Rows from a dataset
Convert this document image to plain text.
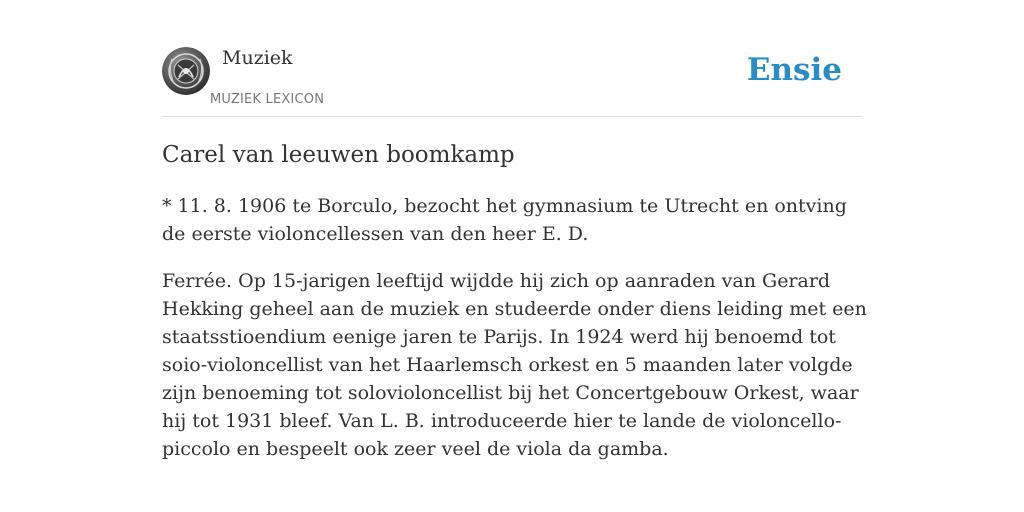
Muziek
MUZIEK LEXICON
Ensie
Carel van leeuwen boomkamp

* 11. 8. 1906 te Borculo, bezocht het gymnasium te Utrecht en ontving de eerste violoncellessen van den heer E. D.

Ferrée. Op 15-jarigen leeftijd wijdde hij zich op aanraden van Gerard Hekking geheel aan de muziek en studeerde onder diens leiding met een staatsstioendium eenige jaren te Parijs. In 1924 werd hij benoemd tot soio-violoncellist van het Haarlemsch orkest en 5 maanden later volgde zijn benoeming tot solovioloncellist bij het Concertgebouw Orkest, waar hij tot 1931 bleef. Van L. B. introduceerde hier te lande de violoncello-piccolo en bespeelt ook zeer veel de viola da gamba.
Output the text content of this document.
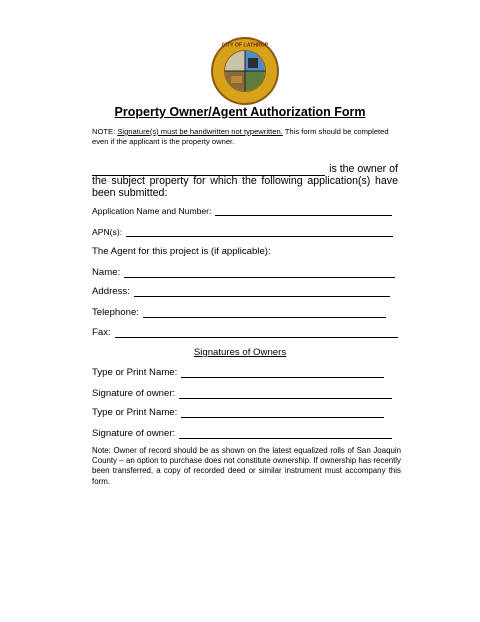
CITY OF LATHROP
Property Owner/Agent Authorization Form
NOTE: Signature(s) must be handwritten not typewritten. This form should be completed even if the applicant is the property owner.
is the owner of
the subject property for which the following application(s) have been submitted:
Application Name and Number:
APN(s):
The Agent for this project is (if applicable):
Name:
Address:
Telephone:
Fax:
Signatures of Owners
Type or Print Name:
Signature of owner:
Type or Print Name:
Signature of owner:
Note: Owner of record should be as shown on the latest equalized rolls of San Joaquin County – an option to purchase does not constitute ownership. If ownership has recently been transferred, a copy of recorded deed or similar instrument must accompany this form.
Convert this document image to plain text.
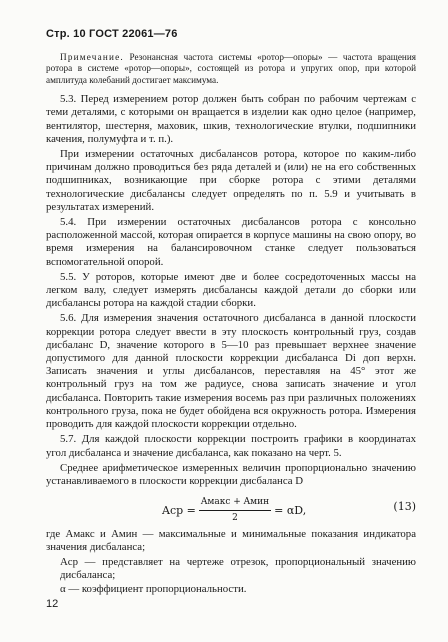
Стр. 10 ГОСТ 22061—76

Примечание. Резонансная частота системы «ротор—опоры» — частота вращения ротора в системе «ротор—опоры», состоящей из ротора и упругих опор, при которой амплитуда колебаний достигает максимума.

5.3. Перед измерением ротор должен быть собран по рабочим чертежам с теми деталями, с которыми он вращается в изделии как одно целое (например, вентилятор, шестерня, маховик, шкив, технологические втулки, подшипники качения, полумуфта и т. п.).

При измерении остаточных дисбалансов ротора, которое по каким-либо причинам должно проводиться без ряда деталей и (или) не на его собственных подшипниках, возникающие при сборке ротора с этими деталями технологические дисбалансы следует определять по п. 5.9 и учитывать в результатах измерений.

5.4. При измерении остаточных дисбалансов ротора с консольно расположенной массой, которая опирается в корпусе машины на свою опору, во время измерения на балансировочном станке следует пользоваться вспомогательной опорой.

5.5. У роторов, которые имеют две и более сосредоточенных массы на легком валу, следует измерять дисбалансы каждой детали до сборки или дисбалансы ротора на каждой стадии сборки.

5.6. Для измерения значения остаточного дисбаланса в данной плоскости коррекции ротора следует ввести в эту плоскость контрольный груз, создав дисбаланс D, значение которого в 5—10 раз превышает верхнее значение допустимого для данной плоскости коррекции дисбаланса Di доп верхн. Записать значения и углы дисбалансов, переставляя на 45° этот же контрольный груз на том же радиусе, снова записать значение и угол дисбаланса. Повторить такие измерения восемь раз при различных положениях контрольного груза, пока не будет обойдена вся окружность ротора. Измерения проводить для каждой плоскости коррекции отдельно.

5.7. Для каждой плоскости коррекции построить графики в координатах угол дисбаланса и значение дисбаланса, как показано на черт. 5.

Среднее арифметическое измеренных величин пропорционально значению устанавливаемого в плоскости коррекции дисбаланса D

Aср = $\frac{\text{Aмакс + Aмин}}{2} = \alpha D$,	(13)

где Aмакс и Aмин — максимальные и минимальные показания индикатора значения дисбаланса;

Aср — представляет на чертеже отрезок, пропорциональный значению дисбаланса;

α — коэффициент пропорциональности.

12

**Written task**
Copy out each record shown above without alteration, skipping any picture.

**Answer below**
Convert this document image to plain text.
Muziek
MUZIEK LEXICON
Ensie
Carel van leeuwen boomkamp

* 11. 8. 1906 te Borculo, bezocht het gymnasium te Utrecht en ontving de eerste violoncellessen van den heer E. D.

Ferrée. Op 15-jarigen leeftijd wijdde hij zich op aanraden van Gerard Hekking geheel aan de muziek en studeerde onder diens leiding met een staatsstioendium eenige jaren te Parijs. In 1924 werd hij benoemd tot soio-violoncellist van het Haarlemsch orkest en 5 maanden later volgde zijn benoeming tot solovioloncellist bij het Concertgebouw Orkest, waar hij tot 1931 bleef. Van L. B. introduceerde hier te lande de violoncello-piccolo en bespeelt ook zeer veel de viola da gamba.
Output the text content of this document.
CITY OF LATHROP
Property Owner/Agent Authorization Form
NOTE: Signature(s) must be handwritten not typewritten. This form should be completed even if the applicant is the property owner.
is the owner of
the subject property for which the following application(s) have been submitted:
Application Name and Number:
APN(s):
The Agent for this project is (if applicable):
Name:
Address:
Telephone:
Fax:
Signatures of Owners
Type or Print Name:
Signature of owner:
Type or Print Name:
Signature of owner:
Note: Owner of record should be as shown on the latest equalized rolls of San Joaquin County – an option to purchase does not constitute ownership. If ownership has recently been transferred, a copy of recorded deed or similar instrument must accompany this form.
Convert this document image to plain text.
Стр. 10 ГОСТ 22061—76

Примечание. Резонансная частота системы «ротор—опоры» — частота вращения ротора в системе «ротор—опоры», состоящей из ротора и упругих опор, при которой амплитуда колебаний достигает максимума.

5.3. Перед измерением ротор должен быть собран по рабочим чертежам с теми деталями, с которыми он вращается в изделии как одно целое (например, вентилятор, шестерня, маховик, шкив, технологические втулки, подшипники качения, полумуфта и т. п.).

При измерении остаточных дисбалансов ротора, которое по каким-либо причинам должно проводиться без ряда деталей и (или) не на его собственных подшипниках, возникающие при сборке ротора с этими деталями технологические дисбалансы следует определять по п. 5.9 и учитывать в результатах измерений.

5.4. При измерении остаточных дисбалансов ротора с консольно расположенной массой, которая опирается в корпусе машины на свою опору, во время измерения на балансировочном станке следует пользоваться вспомогательной опорой.

5.5. У роторов, которые имеют две и более сосредоточенных массы на легком валу, следует измерять дисбалансы каждой детали до сборки или дисбалансы ротора на каждой стадии сборки.

5.6. Для измерения значения остаточного дисбаланса в данной плоскости коррекции ротора следует ввести в эту плоскость контрольный груз, создав дисбаланс D, значение которого в 5—10 раз превышает верхнее значение допустимого для данной плоскости коррекции дисбаланса Di доп верхн. Записать значения и углы дисбалансов, переставляя на 45° этот же контрольный груз на том же радиусе, снова записать значение и угол дисбаланса. Повторить такие измерения восемь раз при различных положениях контрольного груза, пока не будет обойдена вся окружность ротора. Измерения проводить для каждой плоскости коррекции отдельно.

5.7. Для каждой плоскости коррекции построить графики в координатах угол дисбаланса и значение дисбаланса, как показано на черт. 5.

Среднее арифметическое измеренных величин пропорционально значению устанавливаемого в плоскости коррекции дисбаланса D

Aср = $\frac{\text{Aмакс + Aмин}}{2} = \alpha D$,	(13)

где Aмакс и Aмин — максимальные и минимальные показания индикатора значения дисбаланса;

Aср — представляет на чертеже отрезок, пропорциональный значению дисбаланса;

α — коэффициент пропорциональности.

12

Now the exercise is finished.